Restate the entries below word for word, omitting nothing.

>> begin DATASET RECORDS

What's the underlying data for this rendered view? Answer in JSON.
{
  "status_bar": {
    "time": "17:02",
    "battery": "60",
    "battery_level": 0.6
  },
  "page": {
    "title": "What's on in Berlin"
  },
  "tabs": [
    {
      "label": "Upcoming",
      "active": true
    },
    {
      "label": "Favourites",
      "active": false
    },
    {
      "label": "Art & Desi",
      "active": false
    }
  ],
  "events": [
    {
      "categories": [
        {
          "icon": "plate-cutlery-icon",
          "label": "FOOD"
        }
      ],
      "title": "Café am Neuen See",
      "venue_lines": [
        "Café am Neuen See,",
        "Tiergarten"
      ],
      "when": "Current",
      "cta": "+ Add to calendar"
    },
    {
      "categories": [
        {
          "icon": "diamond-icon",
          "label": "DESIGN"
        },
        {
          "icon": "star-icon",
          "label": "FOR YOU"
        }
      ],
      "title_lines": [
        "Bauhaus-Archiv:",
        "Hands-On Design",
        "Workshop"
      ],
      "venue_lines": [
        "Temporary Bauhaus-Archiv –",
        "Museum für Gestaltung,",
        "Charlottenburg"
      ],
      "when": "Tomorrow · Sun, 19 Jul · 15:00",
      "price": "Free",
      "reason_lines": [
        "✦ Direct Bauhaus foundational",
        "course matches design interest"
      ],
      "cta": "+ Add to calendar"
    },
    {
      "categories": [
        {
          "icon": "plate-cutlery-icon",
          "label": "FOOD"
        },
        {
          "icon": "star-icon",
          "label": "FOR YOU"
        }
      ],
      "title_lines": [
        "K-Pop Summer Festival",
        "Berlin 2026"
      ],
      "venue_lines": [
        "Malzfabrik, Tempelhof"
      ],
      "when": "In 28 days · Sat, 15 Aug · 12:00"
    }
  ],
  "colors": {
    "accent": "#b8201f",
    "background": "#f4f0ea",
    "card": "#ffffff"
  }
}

>> end DATASET RECORDS

RESULT FOR THIS EXERCISE
What's the underlying data for this rendered view? Answer in JSON.
{
  "status_bar": {
    "time": "17:02",
    "battery": "60",
    "battery_level": 0.6
  },
  "page": {
    "title": "What's on in Berlin"
  },
  "tabs": [
    {
      "label": "Upcoming",
      "active": true
    },
    {
      "label": "Favourites",
      "active": false
    },
    {
      "label": "Art & Desi",
      "active": false
    }
  ],
  "events": [
    {
      "categories": [
        {
          "icon": "plate-cutlery-icon",
          "label": "FOOD"
        }
      ],
      "title": "Café am Neuen See",
      "venue_lines": [
        "Café am Neuen See,",
        "Tiergarten"
      ],
      "when": "Current",
      "cta": "+ Add to calendar"
    },
    {
      "categories": [
        {
          "icon": "diamond-icon",
          "label": "DESIGN"
        },
        {
          "icon": "star-icon",
          "label": "FOR YOU"
        }
      ],
      "title_lines": [
        "Bauhaus-Archiv:",
        "Hands-On Design",
        "Workshop"
      ],
      "venue_lines": [
        "Temporary Bauhaus-Archiv –",
        "Museum für Gestaltung,",
        "Charlottenburg"
      ],
      "when": "Tomorrow · Sun, 19 Jul · 15:00",
      "price": "Free",
      "reason_lines": [
        "✦ Direct Bauhaus foundational",
        "course matches design interest"
      ],
      "cta": "+ Add to calendar"
    },
    {
      "categories": [
        {
          "icon": "plate-cutlery-icon",
          "label": "FOOD"
        },
        {
          "icon": "star-icon",
          "label": "FOR YOU"
        }
      ],
      "title_lines": [
        "K-Pop Summer Festival",
        "Berlin 2026"
      ],
      "venue_lines": [
        "Malzfabrik, Tempelhof"
      ],
      "when": "In 28 days · Sat, 15 Aug · 12:00"
    }
  ],
  "colors": {
    "accent": "#b8201f",
    "background": "#f4f0ea",
    "card": "#ffffff"
  }
}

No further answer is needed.